### Written exercise
Retype all of the entries word for word.

══ Working data ══

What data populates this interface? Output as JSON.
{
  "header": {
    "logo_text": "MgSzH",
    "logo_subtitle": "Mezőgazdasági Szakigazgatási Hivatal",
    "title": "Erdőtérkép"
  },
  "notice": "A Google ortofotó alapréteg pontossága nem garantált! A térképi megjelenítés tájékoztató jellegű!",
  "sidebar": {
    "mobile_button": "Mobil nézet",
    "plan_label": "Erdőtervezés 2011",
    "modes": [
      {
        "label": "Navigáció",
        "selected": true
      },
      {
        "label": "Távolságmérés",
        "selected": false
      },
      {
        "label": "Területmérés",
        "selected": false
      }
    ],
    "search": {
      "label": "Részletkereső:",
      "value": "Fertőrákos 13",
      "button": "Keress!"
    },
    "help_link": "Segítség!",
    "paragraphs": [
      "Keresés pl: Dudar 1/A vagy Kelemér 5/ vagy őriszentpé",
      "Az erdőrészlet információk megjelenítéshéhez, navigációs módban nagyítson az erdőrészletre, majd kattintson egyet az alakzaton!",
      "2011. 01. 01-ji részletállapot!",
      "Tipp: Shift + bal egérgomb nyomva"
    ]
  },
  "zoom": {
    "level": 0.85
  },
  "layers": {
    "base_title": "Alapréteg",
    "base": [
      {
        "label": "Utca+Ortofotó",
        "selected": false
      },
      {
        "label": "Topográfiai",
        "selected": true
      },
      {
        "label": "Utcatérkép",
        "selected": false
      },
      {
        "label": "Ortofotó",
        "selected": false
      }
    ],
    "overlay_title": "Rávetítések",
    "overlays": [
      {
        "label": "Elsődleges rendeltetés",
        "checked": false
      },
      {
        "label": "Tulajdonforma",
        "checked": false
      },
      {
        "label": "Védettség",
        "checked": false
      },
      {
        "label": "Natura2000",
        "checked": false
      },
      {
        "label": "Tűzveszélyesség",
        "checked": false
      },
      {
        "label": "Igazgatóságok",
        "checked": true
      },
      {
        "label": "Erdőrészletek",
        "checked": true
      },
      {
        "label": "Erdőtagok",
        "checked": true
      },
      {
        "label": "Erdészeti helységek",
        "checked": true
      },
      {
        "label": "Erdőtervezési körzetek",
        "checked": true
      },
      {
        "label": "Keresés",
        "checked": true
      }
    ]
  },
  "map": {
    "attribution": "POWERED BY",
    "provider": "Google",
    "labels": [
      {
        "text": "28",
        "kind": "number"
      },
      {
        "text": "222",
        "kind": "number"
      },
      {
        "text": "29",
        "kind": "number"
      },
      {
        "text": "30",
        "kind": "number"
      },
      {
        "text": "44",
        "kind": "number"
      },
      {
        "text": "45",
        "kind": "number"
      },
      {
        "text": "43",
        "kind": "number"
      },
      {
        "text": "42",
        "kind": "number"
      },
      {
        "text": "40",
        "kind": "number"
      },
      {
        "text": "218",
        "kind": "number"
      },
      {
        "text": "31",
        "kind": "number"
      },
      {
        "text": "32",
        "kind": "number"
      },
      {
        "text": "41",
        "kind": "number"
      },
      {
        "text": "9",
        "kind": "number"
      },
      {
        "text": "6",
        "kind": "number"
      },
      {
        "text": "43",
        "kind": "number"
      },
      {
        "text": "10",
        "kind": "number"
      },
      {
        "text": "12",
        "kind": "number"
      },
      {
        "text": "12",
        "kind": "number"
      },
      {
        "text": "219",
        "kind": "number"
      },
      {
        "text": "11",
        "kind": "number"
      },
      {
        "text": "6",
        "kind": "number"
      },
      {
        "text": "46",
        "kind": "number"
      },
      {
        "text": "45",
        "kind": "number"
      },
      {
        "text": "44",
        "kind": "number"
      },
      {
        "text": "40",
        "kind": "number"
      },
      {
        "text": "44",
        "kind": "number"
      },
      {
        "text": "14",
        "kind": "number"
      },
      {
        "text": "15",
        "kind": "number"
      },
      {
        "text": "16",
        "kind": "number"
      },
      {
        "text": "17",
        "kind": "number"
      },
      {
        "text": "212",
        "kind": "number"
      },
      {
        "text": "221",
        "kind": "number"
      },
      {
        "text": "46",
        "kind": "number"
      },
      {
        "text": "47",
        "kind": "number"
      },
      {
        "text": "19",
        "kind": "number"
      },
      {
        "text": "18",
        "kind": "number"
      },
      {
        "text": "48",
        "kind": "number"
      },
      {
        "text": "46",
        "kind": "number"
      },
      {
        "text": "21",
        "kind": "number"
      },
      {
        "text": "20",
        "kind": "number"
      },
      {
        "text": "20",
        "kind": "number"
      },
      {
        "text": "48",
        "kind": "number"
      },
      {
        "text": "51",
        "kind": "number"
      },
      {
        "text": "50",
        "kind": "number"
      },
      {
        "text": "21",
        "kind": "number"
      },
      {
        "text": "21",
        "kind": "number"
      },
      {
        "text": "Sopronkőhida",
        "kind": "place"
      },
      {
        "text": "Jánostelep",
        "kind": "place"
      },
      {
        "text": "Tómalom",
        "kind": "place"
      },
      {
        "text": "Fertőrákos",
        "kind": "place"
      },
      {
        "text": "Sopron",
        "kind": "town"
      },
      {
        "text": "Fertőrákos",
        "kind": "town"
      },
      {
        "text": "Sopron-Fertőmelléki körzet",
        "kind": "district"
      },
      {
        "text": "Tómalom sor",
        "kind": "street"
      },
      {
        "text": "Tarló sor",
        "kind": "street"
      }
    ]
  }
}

═══

### Response
What data populates this interface? Output as JSON.
{
  "header": {
    "logo_text": "MgSzH",
    "logo_subtitle": "Mezőgazdasági Szakigazgatási Hivatal",
    "title": "Erdőtérkép"
  },
  "notice": "A Google ortofotó alapréteg pontossága nem garantált! A térképi megjelenítés tájékoztató jellegű!",
  "sidebar": {
    "mobile_button": "Mobil nézet",
    "plan_label": "Erdőtervezés 2011",
    "modes": [
      {
        "label": "Navigáció",
        "selected": true
      },
      {
        "label": "Távolságmérés",
        "selected": false
      },
      {
        "label": "Területmérés",
        "selected": false
      }
    ],
    "search": {
      "label": "Részletkereső:",
      "value": "Fertőrákos 13",
      "button": "Keress!"
    },
    "help_link": "Segítség!",
    "paragraphs": [
      "Keresés pl: Dudar 1/A vagy Kelemér 5/ vagy őriszentpé",
      "Az erdőrészlet információk megjelenítéshéhez, navigációs módban nagyítson az erdőrészletre, majd kattintson egyet az alakzaton!",
      "2011. 01. 01-ji részletállapot!",
      "Tipp: Shift + bal egérgomb nyomva"
    ]
  },
  "zoom": {
    "level": 0.85
  },
  "layers": {
    "base_title": "Alapréteg",
    "base": [
      {
        "label": "Utca+Ortofotó",
        "selected": false
      },
      {
        "label": "Topográfiai",
        "selected": true
      },
      {
        "label": "Utcatérkép",
        "selected": false
      },
      {
        "label": "Ortofotó",
        "selected": false
      }
    ],
    "overlay_title": "Rávetítések",
    "overlays": [
      {
        "label": "Elsődleges rendeltetés",
        "checked": false
      },
      {
        "label": "Tulajdonforma",
        "checked": false
      },
      {
        "label": "Védettség",
        "checked": false
      },
      {
        "label": "Natura2000",
        "checked": false
      },
      {
        "label": "Tűzveszélyesség",
        "checked": false
      },
      {
        "label": "Igazgatóságok",
        "checked": true
      },
      {
        "label": "Erdőrészletek",
        "checked": true
      },
      {
        "label": "Erdőtagok",
        "checked": true
      },
      {
        "label": "Erdészeti helységek",
        "checked": true
      },
      {
        "label": "Erdőtervezési körzetek",
        "checked": true
      },
      {
        "label": "Keresés",
        "checked": true
      }
    ]
  },
  "map": {
    "attribution": "POWERED BY",
    "provider": "Google",
    "labels": [
      {
        "text": "28",
        "kind": "number"
      },
      {
        "text": "222",
        "kind": "number"
      },
      {
        "text": "29",
        "kind": "number"
      },
      {
        "text": "30",
        "kind": "number"
      },
      {
        "text": "44",
        "kind": "number"
      },
      {
        "text": "45",
        "kind": "number"
      },
      {
        "text": "43",
        "kind": "number"
      },
      {
        "text": "42",
        "kind": "number"
      },
      {
        "text": "40",
        "kind": "number"
      },
      {
        "text": "218",
        "kind": "number"
      },
      {
        "text": "31",
        "kind": "number"
      },
      {
        "text": "32",
        "kind": "number"
      },
      {
        "text": "41",
        "kind": "number"
      },
      {
        "text": "9",
        "kind": "number"
      },
      {
        "text": "6",
        "kind": "number"
      },
      {
        "text": "43",
        "kind": "number"
      },
      {
        "text": "10",
        "kind": "number"
      },
      {
        "text": "12",
        "kind": "number"
      },
      {
        "text": "12",
        "kind": "number"
      },
      {
        "text": "219",
        "kind": "number"
      },
      {
        "text": "11",
        "kind": "number"
      },
      {
        "text": "6",
        "kind": "number"
      },
      {
        "text": "46",
        "kind": "number"
      },
      {
        "text": "45",
        "kind": "number"
      },
      {
        "text": "44",
        "kind": "number"
      },
      {
        "text": "40",
        "kind": "number"
      },
      {
        "text": "44",
        "kind": "number"
      },
      {
        "text": "14",
        "kind": "number"
      },
      {
        "text": "15",
        "kind": "number"
      },
      {
        "text": "16",
        "kind": "number"
      },
      {
        "text": "17",
        "kind": "number"
      },
      {
        "text": "212",
        "kind": "number"
      },
      {
        "text": "221",
        "kind": "number"
      },
      {
        "text": "46",
        "kind": "number"
      },
      {
        "text": "47",
        "kind": "number"
      },
      {
        "text": "19",
        "kind": "number"
      },
      {
        "text": "18",
        "kind": "number"
      },
      {
        "text": "48",
        "kind": "number"
      },
      {
        "text": "46",
        "kind": "number"
      },
      {
        "text": "21",
        "kind": "number"
      },
      {
        "text": "20",
        "kind": "number"
      },
      {
        "text": "20",
        "kind": "number"
      },
      {
        "text": "48",
        "kind": "number"
      },
      {
        "text": "51",
        "kind": "number"
      },
      {
        "text": "50",
        "kind": "number"
      },
      {
        "text": "21",
        "kind": "number"
      },
      {
        "text": "21",
        "kind": "number"
      },
      {
        "text": "Sopronkőhida",
        "kind": "place"
      },
      {
        "text": "Jánostelep",
        "kind": "place"
      },
      {
        "text": "Tómalom",
        "kind": "place"
      },
      {
        "text": "Fertőrákos",
        "kind": "place"
      },
      {
        "text": "Sopron",
        "kind": "town"
      },
      {
        "text": "Fertőrákos",
        "kind": "town"
      },
      {
        "text": "Sopron-Fertőmelléki körzet",
        "kind": "district"
      },
      {
        "text": "Tómalom sor",
        "kind": "street"
      },
      {
        "text": "Tarló sor",
        "kind": "street"
      }
    ]
  }
}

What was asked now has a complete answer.